- Records contained in a dataset -
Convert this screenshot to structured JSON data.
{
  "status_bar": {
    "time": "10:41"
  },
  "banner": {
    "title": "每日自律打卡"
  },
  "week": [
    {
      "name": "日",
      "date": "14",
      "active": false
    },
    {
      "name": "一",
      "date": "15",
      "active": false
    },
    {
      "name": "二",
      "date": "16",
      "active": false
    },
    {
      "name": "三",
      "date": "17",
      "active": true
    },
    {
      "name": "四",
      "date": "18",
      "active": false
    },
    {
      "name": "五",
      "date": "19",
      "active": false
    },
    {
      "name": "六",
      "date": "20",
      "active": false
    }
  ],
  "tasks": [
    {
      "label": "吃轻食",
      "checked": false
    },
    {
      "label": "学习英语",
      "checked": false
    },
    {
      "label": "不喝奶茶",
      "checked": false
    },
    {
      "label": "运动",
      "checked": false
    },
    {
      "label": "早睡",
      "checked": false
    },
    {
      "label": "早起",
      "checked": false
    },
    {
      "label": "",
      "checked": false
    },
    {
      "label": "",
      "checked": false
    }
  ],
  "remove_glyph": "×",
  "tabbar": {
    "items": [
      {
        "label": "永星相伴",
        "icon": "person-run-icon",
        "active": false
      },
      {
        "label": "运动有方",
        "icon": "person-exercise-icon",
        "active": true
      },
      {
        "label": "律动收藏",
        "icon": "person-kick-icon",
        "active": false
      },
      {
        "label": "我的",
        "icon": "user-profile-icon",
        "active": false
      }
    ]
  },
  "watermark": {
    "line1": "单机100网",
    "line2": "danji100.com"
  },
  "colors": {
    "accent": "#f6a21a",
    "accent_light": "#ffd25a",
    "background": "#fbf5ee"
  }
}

- Objective -
From the listing above, extract all records word for word.

- Exercise solution -
Convert this screenshot to structured JSON data.
{
  "status_bar": {
    "time": "10:41"
  },
  "banner": {
    "title": "每日自律打卡"
  },
  "week": [
    {
      "name": "日",
      "date": "14",
      "active": false
    },
    {
      "name": "一",
      "date": "15",
      "active": false
    },
    {
      "name": "二",
      "date": "16",
      "active": false
    },
    {
      "name": "三",
      "date": "17",
      "active": true
    },
    {
      "name": "四",
      "date": "18",
      "active": false
    },
    {
      "name": "五",
      "date": "19",
      "active": false
    },
    {
      "name": "六",
      "date": "20",
      "active": false
    }
  ],
  "tasks": [
    {
      "label": "吃轻食",
      "checked": false
    },
    {
      "label": "学习英语",
      "checked": false
    },
    {
      "label": "不喝奶茶",
      "checked": false
    },
    {
      "label": "运动",
      "checked": false
    },
    {
      "label": "早睡",
      "checked": false
    },
    {
      "label": "早起",
      "checked": false
    },
    {
      "label": "",
      "checked": false
    },
    {
      "label": "",
      "checked": false
    }
  ],
  "remove_glyph": "×",
  "tabbar": {
    "items": [
      {
        "label": "永星相伴",
        "icon": "person-run-icon",
        "active": false
      },
      {
        "label": "运动有方",
        "icon": "person-exercise-icon",
        "active": true
      },
      {
        "label": "律动收藏",
        "icon": "person-kick-icon",
        "active": false
      },
      {
        "label": "我的",
        "icon": "user-profile-icon",
        "active": false
      }
    ]
  },
  "watermark": {
    "line1": "单机100网",
    "line2": "danji100.com"
  },
  "colors": {
    "accent": "#f6a21a",
    "accent_light": "#ffd25a",
    "background": "#fbf5ee"
  }
}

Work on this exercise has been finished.